*What this task involves:* Check each line below for the word "Jahr", and copy those that have it.

>> START Information given

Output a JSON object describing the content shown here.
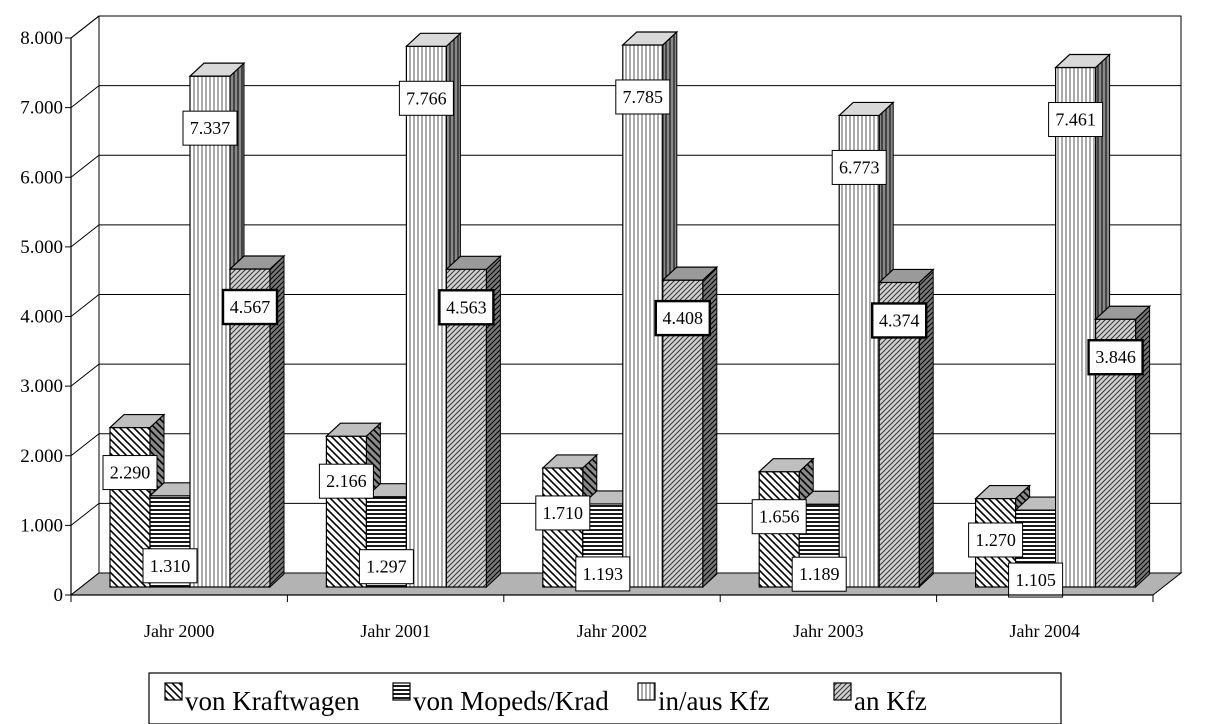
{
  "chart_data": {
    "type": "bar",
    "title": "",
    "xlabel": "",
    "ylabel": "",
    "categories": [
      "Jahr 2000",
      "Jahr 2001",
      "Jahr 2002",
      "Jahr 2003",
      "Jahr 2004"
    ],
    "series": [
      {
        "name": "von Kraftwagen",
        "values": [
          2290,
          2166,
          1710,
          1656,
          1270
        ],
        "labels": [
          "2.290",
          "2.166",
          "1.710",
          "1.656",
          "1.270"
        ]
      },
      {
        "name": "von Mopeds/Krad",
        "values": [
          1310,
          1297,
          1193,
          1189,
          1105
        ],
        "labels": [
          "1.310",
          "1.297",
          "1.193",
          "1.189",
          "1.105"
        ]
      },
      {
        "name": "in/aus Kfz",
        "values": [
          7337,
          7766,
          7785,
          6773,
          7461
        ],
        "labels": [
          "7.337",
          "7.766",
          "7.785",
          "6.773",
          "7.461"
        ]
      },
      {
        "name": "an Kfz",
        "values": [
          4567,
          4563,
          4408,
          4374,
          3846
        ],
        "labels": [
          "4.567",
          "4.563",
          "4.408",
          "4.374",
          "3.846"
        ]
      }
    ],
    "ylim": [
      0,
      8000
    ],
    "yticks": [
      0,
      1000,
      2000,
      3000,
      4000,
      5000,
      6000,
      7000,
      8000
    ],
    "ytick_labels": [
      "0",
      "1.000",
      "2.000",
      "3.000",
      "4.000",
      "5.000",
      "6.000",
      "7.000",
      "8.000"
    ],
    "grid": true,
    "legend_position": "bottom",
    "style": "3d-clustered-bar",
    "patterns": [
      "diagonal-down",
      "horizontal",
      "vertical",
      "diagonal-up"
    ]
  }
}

>> END Information given

*Reply:*
      "Jahr 2000",
      "Jahr 2001",
      "Jahr 2002",
      "Jahr 2003",
      "Jahr 2004"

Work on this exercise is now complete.